## Exercise
Pull every line containing "otevřených" out of the material below.
┌──
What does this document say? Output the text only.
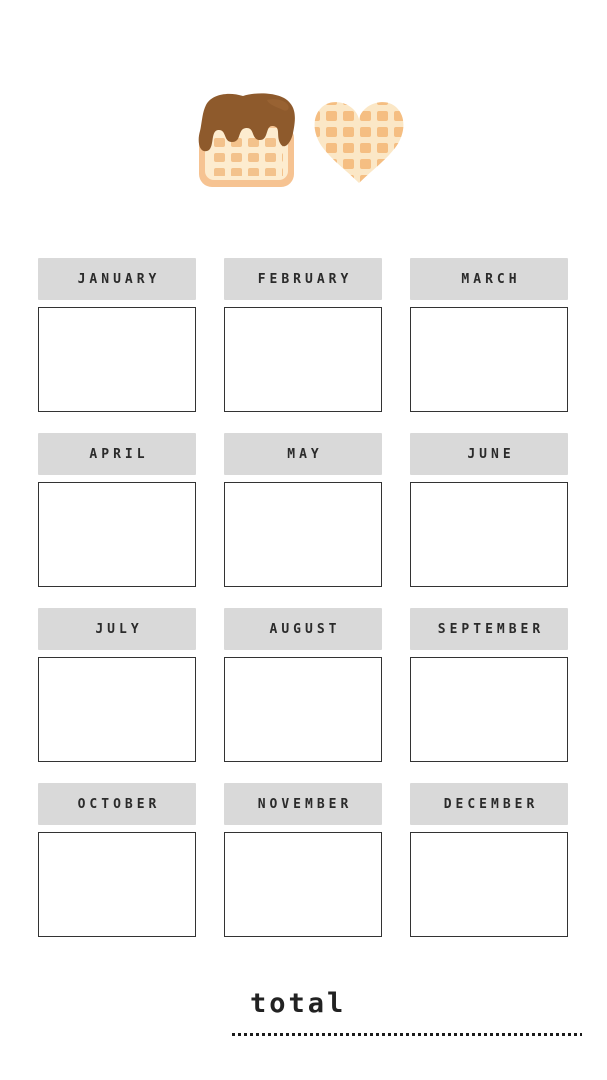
JANUARY	FEBRUARY	MARCH
APRIL	MAY	JUNE
JULY	AUGUST	SEPTEMBER
OCTOBER	NOVEMBER	DECEMBER
total
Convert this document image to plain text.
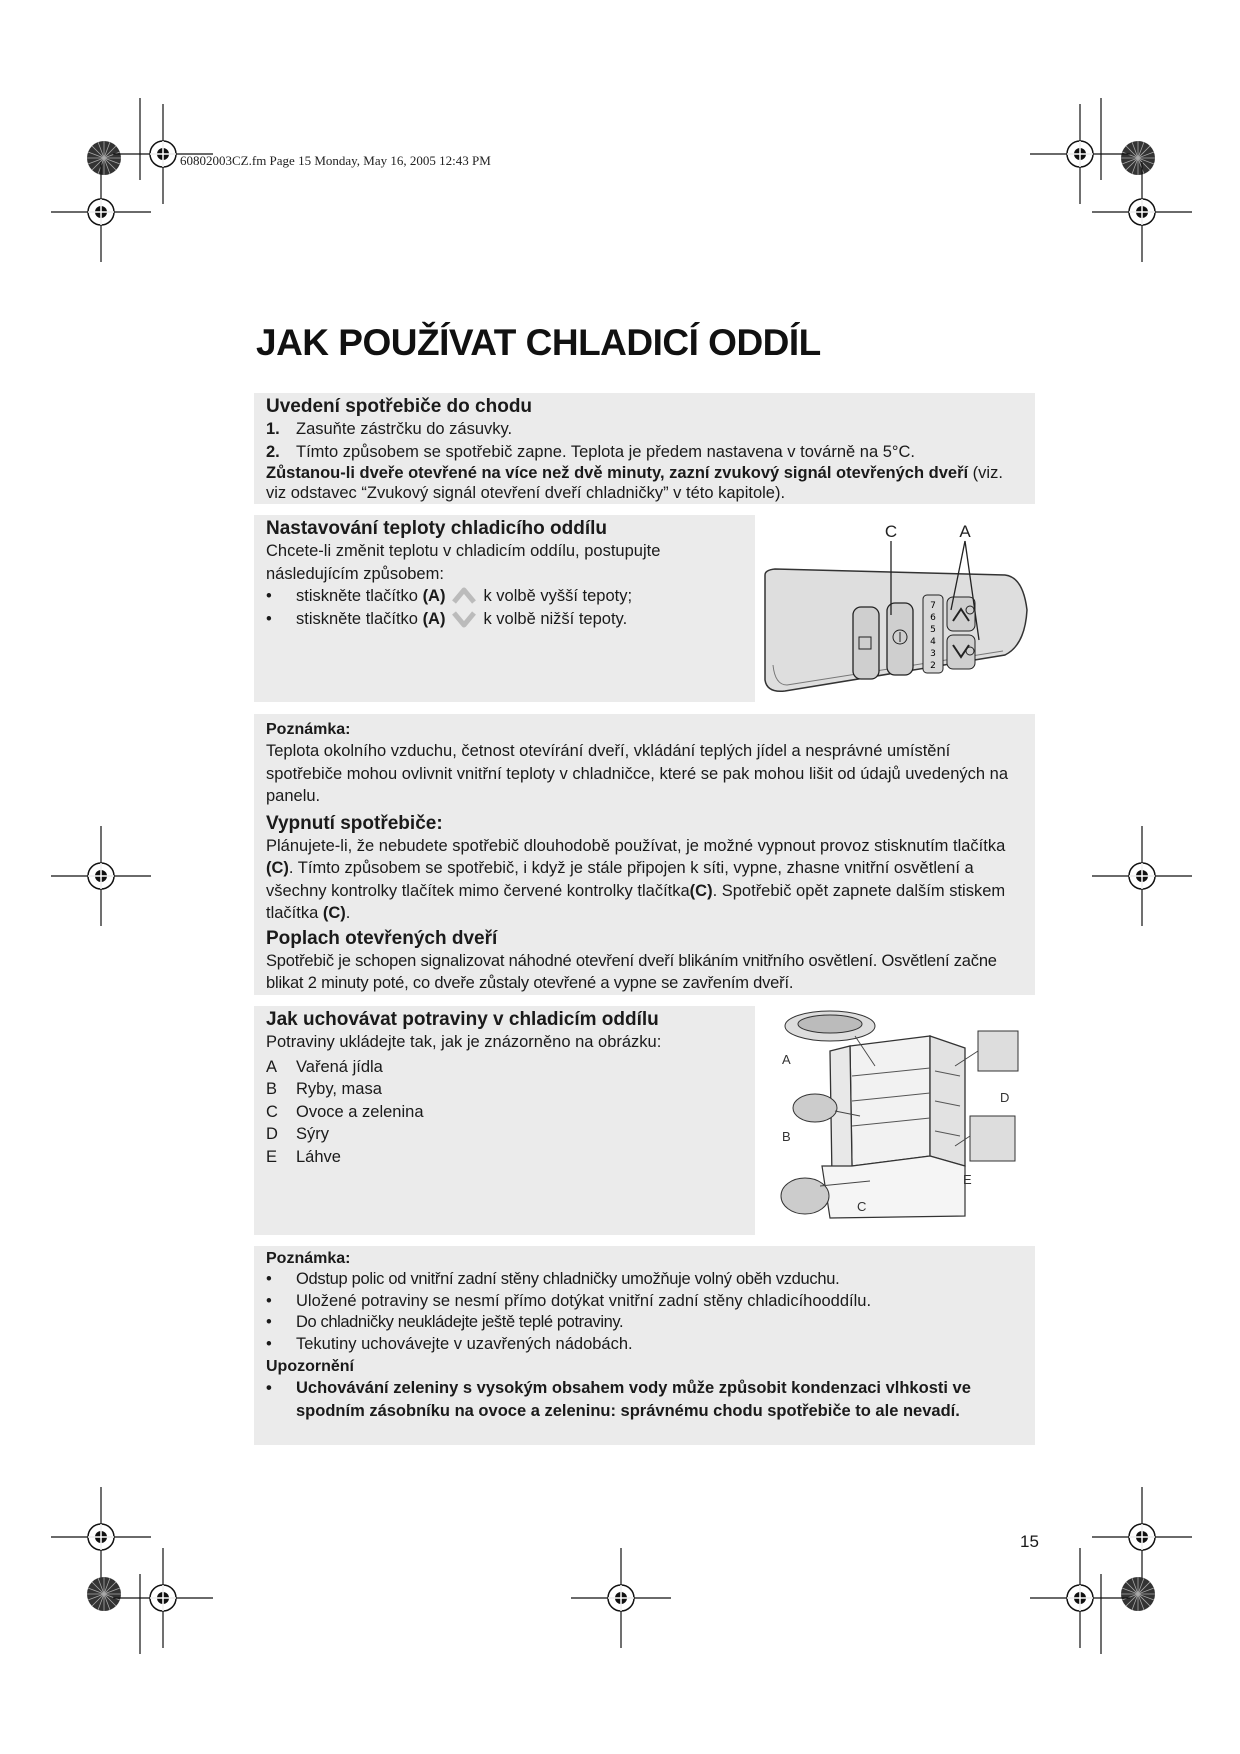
60802003CZ.fm Page 15 Monday, May 16, 2005 12:43 PM
JAK POUŽÍVAT CHLADICÍ ODDÍL
Uvedení spotřebiče do chodu
1. Zasuňte zástrčku do zásuvky.
2. Tímto způsobem se spotřebič zapne. Teplota je předem nastavena v továrně na 5°C.
Zůstanou-li dveře otevřené na více než dvě minuty, zazní zvukový signál otevřených dveří (viz. viz odstavec “Zvukový signál otevření dveří chladničky” v této kapitole).
Nastavování teploty chladicího oddílu
Chcete-li změnit teplotu v chladicím oddílu, postupujte
následujícím způsobem:
•	stiskněte tlačítko (A) k volbě vyšší tepoty;
•	stiskněte tlačítko (A) k volbě nižší tepoty.
7
6
5
4
3
2
C	A
Poznámka:
Teplota okolního vzduchu, četnost otevírání dveří, vkládání teplých jídel a nesprávné umístění spotřebiče mohou ovlivnit vnitřní teploty v chladničce, které se pak mohou lišit od údajů uvedených na panelu.
Vypnutí spotřebiče:
Plánujete-li, že nebudete spotřebič dlouhodobě používat, je možné vypnout provoz stisknutím tlačítka (C). Tímto způsobem se spotřebič, i když je stále připojen k síti, vypne, zhasne vnitřní osvětlení a všechny kontrolky tlačítek mimo červené kontrolky tlačítka(C). Spotřebič opět zapnete dalším stiskem tlačítka (C).
Poplach otevřených dveří
Spotřebič je schopen signalizovat náhodné otevření dveří blikáním vnitřního osvětlení. Osvětlení začne blikat 2 minuty poté, co dveře zůstaly otevřené a vypne se zavřením dveří.
Jak uchovávat potraviny v chladicím oddílu
Potraviny ukládejte tak, jak je znázorněno na obrázku:
A	Vařená jídla
B	Ryby, masa
C	Ovoce a zelenina
D	Sýry
E	Láhve
A
B
C
D
E
Poznámka:
•	Odstup polic od vnitřní zadní stěny chladničky umožňuje volný oběh vzduchu.
•	Uložené potraviny se nesmí přímo dotýkat vnitřní zadní stěny chladicíhooddílu.
•	Do chladničky neukládejte ještě teplé potraviny.
•	Tekutiny uchovávejte v uzavřených nádobách.
Upozornění
•	Uchovávání zeleniny s vysokým obsahem vody může způsobit kondenzaci vlhkosti ve spodním zásobníku na ovoce a zeleninu: správnému chodu spotřebiče to ale nevadí.
15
└──
## Final answer
Zůstanou-li dveře otevřené na více než dvě minuty, zazní zvukový signál otevřených dveří (viz. viz odstavec “Zvukový signál otevření dveří chladničky” v této kapitole).
Poplach otevřených dveří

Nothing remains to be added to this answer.